• _WHAT YOU SHOULD DO_
Write these lines out again, changing every "screenshot" to "image" and keeping everything else the same. Leave the pictures out of your answer.

[Start]

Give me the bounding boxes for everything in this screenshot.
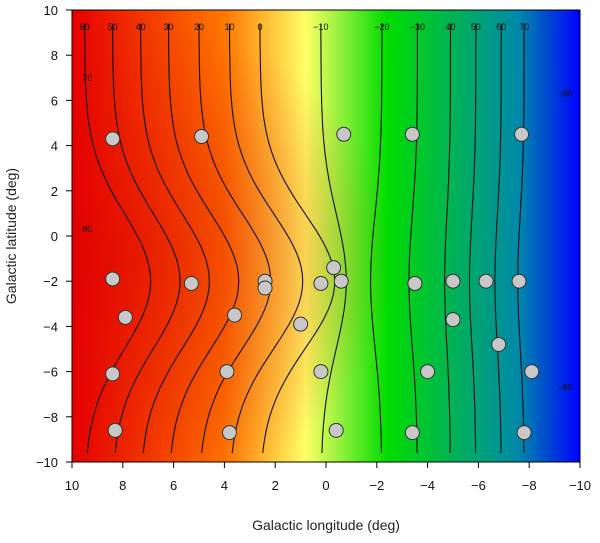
data-point	[420, 364, 436, 380]
contour-line	[517, 23, 525, 454]
data-point	[257, 280, 273, 296]
data-point	[328, 422, 344, 438]
x-tick-label: 2	[272, 478, 279, 493]
data-point	[333, 273, 349, 289]
contour-line	[494, 23, 502, 454]
y-tick-label: 10	[44, 3, 58, 18]
x-tick-label: 4	[221, 478, 228, 493]
x-tick-label: 10	[65, 478, 79, 493]
x-tick-label: −4	[420, 478, 435, 493]
contour-line	[320, 23, 347, 454]
y-axis-title: Galactic latitude (deg)	[3, 168, 19, 304]
contour-label: 70	[82, 73, 92, 83]
contour-label: −80	[557, 89, 572, 99]
data-point	[293, 316, 309, 332]
data-point	[227, 307, 243, 323]
contour-label: 80	[82, 224, 92, 234]
contour-line	[84, 23, 152, 454]
contour-line	[444, 23, 452, 453]
contour-line	[259, 23, 336, 454]
observation-points	[105, 126, 540, 441]
data-point	[105, 271, 121, 287]
contour-label: −10	[313, 22, 328, 32]
data-point	[336, 126, 352, 142]
contour-line	[228, 23, 304, 454]
data-point	[117, 309, 133, 325]
y-tick-label: −2	[43, 274, 58, 289]
contour-line	[140, 23, 210, 454]
contour-label: 40	[445, 22, 455, 32]
x-tick-label: −2	[369, 478, 384, 493]
data-point	[219, 364, 235, 380]
y-tick-label: −8	[43, 410, 58, 425]
y-tick-label: 8	[51, 48, 58, 63]
contour-label: 30	[164, 22, 174, 32]
contour-label: 60	[80, 22, 90, 32]
data-point	[404, 126, 420, 142]
data-point	[107, 422, 123, 438]
contour-label: 70	[519, 22, 529, 32]
data-point	[313, 275, 329, 291]
y-tick-label: 4	[51, 139, 58, 154]
contour-label: 50	[108, 22, 118, 32]
contour-label: 0	[257, 22, 262, 32]
data-point	[221, 425, 237, 441]
contour-label: 60	[496, 22, 506, 32]
y-tick-label: 0	[51, 229, 58, 244]
y-tick-label: 2	[51, 184, 58, 199]
heatmap-surface	[72, 10, 580, 462]
contour-line	[370, 23, 383, 454]
data-point	[105, 131, 121, 147]
data-point	[313, 364, 329, 380]
contour-line	[198, 23, 272, 454]
data-point	[194, 129, 210, 145]
data-point	[514, 126, 530, 142]
data-point	[407, 275, 423, 291]
heatmap-red-core	[72, 10, 580, 462]
contour-lines	[84, 23, 525, 454]
data-point	[524, 364, 540, 380]
x-axis-title: Galactic longitude (deg)	[252, 517, 400, 533]
data-point	[516, 425, 532, 441]
contour-line	[112, 23, 181, 454]
data-point	[491, 336, 507, 352]
data-point	[105, 366, 121, 382]
y-tick-label: 6	[51, 93, 58, 108]
x-tick-label: −8	[522, 478, 537, 493]
contour-label: −30	[410, 22, 425, 32]
y-tick-label: −10	[36, 455, 58, 470]
contour-line	[167, 23, 240, 454]
contour-line	[408, 23, 418, 454]
data-point	[445, 273, 461, 289]
x-tick-label: −6	[471, 478, 486, 493]
contour-label: −20	[374, 22, 389, 32]
x-tick-label: 8	[119, 478, 126, 493]
contour-line	[468, 23, 477, 454]
data-point	[478, 273, 494, 289]
y-tick-label: −6	[43, 365, 58, 380]
data-point	[326, 260, 342, 276]
x-tick-label: 0	[322, 478, 329, 493]
contour-label: 40	[136, 22, 146, 32]
contour-label: 10	[224, 22, 234, 32]
contour-label: −80	[557, 382, 572, 392]
contour-label: 20	[194, 22, 204, 32]
contour-labels: 60 50 40 30 20 10 0 −10 −20 −30 40 50 60 70 70 80 −80 −80	[80, 22, 573, 393]
data-point	[404, 425, 420, 441]
x-tick-label: −10	[569, 478, 591, 493]
x-tick-label: 6	[170, 478, 177, 493]
data-point	[511, 273, 527, 289]
data-point	[445, 312, 461, 328]
data-point	[183, 275, 199, 291]
y-tick-label: −4	[43, 319, 58, 334]
contour-label: 50	[471, 22, 481, 32]
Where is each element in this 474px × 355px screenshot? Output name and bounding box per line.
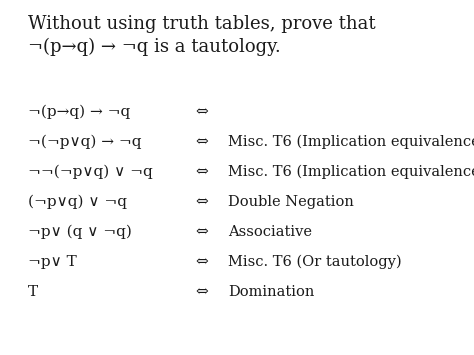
Text: ¬p∨ (q ∨ ¬q): ¬p∨ (q ∨ ¬q): [28, 225, 132, 239]
Text: ¬(p→q) → ¬q: ¬(p→q) → ¬q: [28, 105, 130, 119]
Text: ⇔: ⇔: [195, 285, 208, 299]
Text: ⇔: ⇔: [195, 225, 208, 239]
Text: Misc. T6 (Implication equivalence): Misc. T6 (Implication equivalence): [228, 165, 474, 179]
Text: ⇔: ⇔: [195, 255, 208, 269]
Text: ¬p∨ T: ¬p∨ T: [28, 255, 77, 269]
Text: ⇔: ⇔: [195, 135, 208, 149]
Text: ⇔: ⇔: [195, 105, 208, 119]
Text: ⇔: ⇔: [195, 165, 208, 179]
Text: Domination: Domination: [228, 285, 314, 299]
Text: T: T: [28, 285, 38, 299]
Text: ¬¬(¬p∨q) ∨ ¬q: ¬¬(¬p∨q) ∨ ¬q: [28, 165, 153, 179]
Text: Associative: Associative: [228, 225, 312, 239]
Text: Double Negation: Double Negation: [228, 195, 354, 209]
Text: Without using truth tables, prove that: Without using truth tables, prove that: [28, 15, 375, 33]
Text: ¬(¬p∨q) → ¬q: ¬(¬p∨q) → ¬q: [28, 135, 142, 149]
Text: Misc. T6 (Or tautology): Misc. T6 (Or tautology): [228, 255, 401, 269]
Text: Misc. T6 (Implication equivalence): Misc. T6 (Implication equivalence): [228, 135, 474, 149]
Text: ⇔: ⇔: [195, 195, 208, 209]
Text: ¬(p→q) → ¬q is a tautology.: ¬(p→q) → ¬q is a tautology.: [28, 38, 281, 56]
Text: (¬p∨q) ∨ ¬q: (¬p∨q) ∨ ¬q: [28, 195, 127, 209]
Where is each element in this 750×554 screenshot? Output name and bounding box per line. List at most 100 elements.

[End]

• _COMPLETE RESPONSE_
Give me the bounding boxes for everything in this image.
data-point	[420, 364, 436, 380]
contour-line	[517, 23, 525, 454]
data-point	[257, 280, 273, 296]
data-point	[328, 422, 344, 438]
x-tick-label: 2	[272, 478, 279, 493]
data-point	[333, 273, 349, 289]
contour-line	[494, 23, 502, 454]
y-tick-label: 10	[44, 3, 58, 18]
x-tick-label: 4	[221, 478, 228, 493]
x-tick-label: 10	[65, 478, 79, 493]
x-tick-label: −4	[420, 478, 435, 493]
contour-line	[320, 23, 347, 454]
y-axis-title: Galactic latitude (deg)	[3, 168, 19, 304]
contour-label: 70	[82, 73, 92, 83]
contour-label: −80	[557, 89, 572, 99]
data-point	[293, 316, 309, 332]
data-point	[227, 307, 243, 323]
contour-label: 80	[82, 224, 92, 234]
contour-line	[84, 23, 152, 454]
contour-line	[444, 23, 452, 453]
contour-line	[259, 23, 336, 454]
observation-points	[105, 126, 540, 441]
data-point	[105, 271, 121, 287]
contour-label: −10	[313, 22, 328, 32]
data-point	[336, 126, 352, 142]
contour-line	[228, 23, 304, 454]
data-point	[117, 309, 133, 325]
y-tick-label: −2	[43, 274, 58, 289]
contour-line	[140, 23, 210, 454]
contour-label: 40	[445, 22, 455, 32]
x-tick-label: −2	[369, 478, 384, 493]
data-point	[219, 364, 235, 380]
y-tick-label: −8	[43, 410, 58, 425]
y-tick-label: 8	[51, 48, 58, 63]
contour-label: 30	[164, 22, 174, 32]
contour-label: 60	[80, 22, 90, 32]
data-point	[404, 126, 420, 142]
data-point	[107, 422, 123, 438]
contour-label: 70	[519, 22, 529, 32]
data-point	[313, 275, 329, 291]
y-tick-label: 4	[51, 139, 58, 154]
contour-label: 50	[108, 22, 118, 32]
contour-label: 0	[257, 22, 262, 32]
data-point	[221, 425, 237, 441]
contour-label: 60	[496, 22, 506, 32]
y-tick-label: 0	[51, 229, 58, 244]
y-tick-label: 2	[51, 184, 58, 199]
heatmap-surface	[72, 10, 580, 462]
contour-line	[370, 23, 383, 454]
data-point	[105, 131, 121, 147]
data-point	[313, 364, 329, 380]
contour-line	[198, 23, 272, 454]
data-point	[194, 129, 210, 145]
data-point	[514, 126, 530, 142]
data-point	[407, 275, 423, 291]
heatmap-red-core	[72, 10, 580, 462]
contour-lines	[84, 23, 525, 454]
data-point	[524, 364, 540, 380]
x-axis-title: Galactic longitude (deg)	[252, 517, 400, 533]
data-point	[516, 425, 532, 441]
contour-line	[112, 23, 181, 454]
data-point	[491, 336, 507, 352]
data-point	[105, 366, 121, 382]
y-tick-label: 6	[51, 93, 58, 108]
x-tick-label: −8	[522, 478, 537, 493]
contour-label: −30	[410, 22, 425, 32]
y-tick-label: −10	[36, 455, 58, 470]
contour-line	[167, 23, 240, 454]
contour-line	[408, 23, 418, 454]
data-point	[445, 273, 461, 289]
x-tick-label: −6	[471, 478, 486, 493]
contour-label: −20	[374, 22, 389, 32]
x-tick-label: 8	[119, 478, 126, 493]
contour-line	[468, 23, 477, 454]
data-point	[478, 273, 494, 289]
y-tick-label: −6	[43, 365, 58, 380]
data-point	[326, 260, 342, 276]
x-tick-label: 0	[322, 478, 329, 493]
contour-label: 40	[136, 22, 146, 32]
contour-label: 10	[224, 22, 234, 32]
contour-label: −80	[557, 382, 572, 392]
contour-label: 20	[194, 22, 204, 32]
contour-labels: 60 50 40 30 20 10 0 −10 −20 −30 40 50 60 70 70 80 −80 −80	[80, 22, 573, 393]
data-point	[404, 425, 420, 441]
x-tick-label: −10	[569, 478, 591, 493]
x-tick-label: 6	[170, 478, 177, 493]
data-point	[511, 273, 527, 289]
data-point	[445, 312, 461, 328]
data-point	[183, 275, 199, 291]
y-tick-label: −4	[43, 319, 58, 334]
contour-label: 50	[471, 22, 481, 32]
Where is each element in this 474px × 355px image? Output name and bounding box per line.
Text: ¬p∨ (q ∨ ¬q): ¬p∨ (q ∨ ¬q): [28, 225, 132, 239]
Text: ¬(p→q) → ¬q: ¬(p→q) → ¬q: [28, 105, 130, 119]
Text: ⇔: ⇔: [195, 285, 208, 299]
Text: ⇔: ⇔: [195, 225, 208, 239]
Text: Misc. T6 (Implication equivalence): Misc. T6 (Implication equivalence): [228, 165, 474, 179]
Text: ⇔: ⇔: [195, 255, 208, 269]
Text: ¬p∨ T: ¬p∨ T: [28, 255, 77, 269]
Text: ⇔: ⇔: [195, 135, 208, 149]
Text: ⇔: ⇔: [195, 105, 208, 119]
Text: ⇔: ⇔: [195, 165, 208, 179]
Text: Domination: Domination: [228, 285, 314, 299]
Text: T: T: [28, 285, 38, 299]
Text: ¬¬(¬p∨q) ∨ ¬q: ¬¬(¬p∨q) ∨ ¬q: [28, 165, 153, 179]
Text: Associative: Associative: [228, 225, 312, 239]
Text: Double Negation: Double Negation: [228, 195, 354, 209]
Text: Without using truth tables, prove that: Without using truth tables, prove that: [28, 15, 375, 33]
Text: ¬(¬p∨q) → ¬q: ¬(¬p∨q) → ¬q: [28, 135, 142, 149]
Text: Misc. T6 (Or tautology): Misc. T6 (Or tautology): [228, 255, 401, 269]
Text: Misc. T6 (Implication equivalence): Misc. T6 (Implication equivalence): [228, 135, 474, 149]
Text: ⇔: ⇔: [195, 195, 208, 209]
Text: ¬(p→q) → ¬q is a tautology.: ¬(p→q) → ¬q is a tautology.: [28, 38, 281, 56]
Text: (¬p∨q) ∨ ¬q: (¬p∨q) ∨ ¬q: [28, 195, 127, 209]
Where is each element in this 750×554 image? Output name and bounding box per line. List at most 100 elements.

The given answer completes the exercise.